_THE PROBLEM_
List each line of the data that holds the string "false".

Stored data entries
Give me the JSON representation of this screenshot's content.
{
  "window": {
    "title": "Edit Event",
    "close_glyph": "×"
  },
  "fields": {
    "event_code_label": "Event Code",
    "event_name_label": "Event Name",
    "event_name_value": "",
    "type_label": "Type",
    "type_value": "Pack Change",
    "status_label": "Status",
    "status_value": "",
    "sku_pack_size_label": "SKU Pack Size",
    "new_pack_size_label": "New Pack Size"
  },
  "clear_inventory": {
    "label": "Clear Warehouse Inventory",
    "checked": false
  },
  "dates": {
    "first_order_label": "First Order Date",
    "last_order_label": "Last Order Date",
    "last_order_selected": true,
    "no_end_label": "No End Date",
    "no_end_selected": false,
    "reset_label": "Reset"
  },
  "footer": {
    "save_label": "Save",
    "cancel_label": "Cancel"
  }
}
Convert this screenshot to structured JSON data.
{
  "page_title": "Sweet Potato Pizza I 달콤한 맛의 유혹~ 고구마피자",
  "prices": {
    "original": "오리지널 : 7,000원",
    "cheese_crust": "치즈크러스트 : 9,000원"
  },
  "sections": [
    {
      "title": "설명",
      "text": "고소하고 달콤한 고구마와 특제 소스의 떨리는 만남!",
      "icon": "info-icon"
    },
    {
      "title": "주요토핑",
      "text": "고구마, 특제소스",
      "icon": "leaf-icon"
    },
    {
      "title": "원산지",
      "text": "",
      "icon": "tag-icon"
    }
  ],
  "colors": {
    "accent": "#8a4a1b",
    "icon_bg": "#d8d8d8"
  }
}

_FULL ANSWER_
    "checked": false
    "no_end_selected": false,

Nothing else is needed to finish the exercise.